• Required task:
Transcribe the records exactly. Pictures do not belong in the transcription.

Collected data entries
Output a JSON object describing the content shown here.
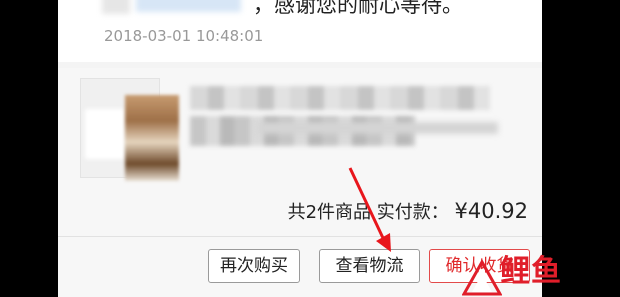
{
  "message": {
    "text": "，感谢您的耐心等待。",
    "timestamp": "2018-03-01 10:48:01"
  },
  "order": {
    "summary_count": "共2件商品",
    "summary_paid_label": "实付款：",
    "summary_total": "¥40.92",
    "buttons": {
      "rebuy": "再次购买",
      "logistics": "查看物流",
      "confirm": "确认收货"
    }
  },
  "watermark": {
    "text": "鲤鱼",
    "color": "#e01e2a"
  },
  "colors": {
    "accent": "#e0292b",
    "annotation_arrow": "#e8161c"
  }
}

• Answer to this problem:
Output a JSON object describing the content shown here.
{
  "message": {
    "text": "，感谢您的耐心等待。",
    "timestamp": "2018-03-01 10:48:01"
  },
  "order": {
    "summary_count": "共2件商品",
    "summary_paid_label": "实付款：",
    "summary_total": "¥40.92",
    "buttons": {
      "rebuy": "再次购买",
      "logistics": "查看物流",
      "confirm": "确认收货"
    }
  },
  "watermark": {
    "text": "鲤鱼",
    "color": "#e01e2a"
  },
  "colors": {
    "accent": "#e0292b",
    "annotation_arrow": "#e8161c"
  }
}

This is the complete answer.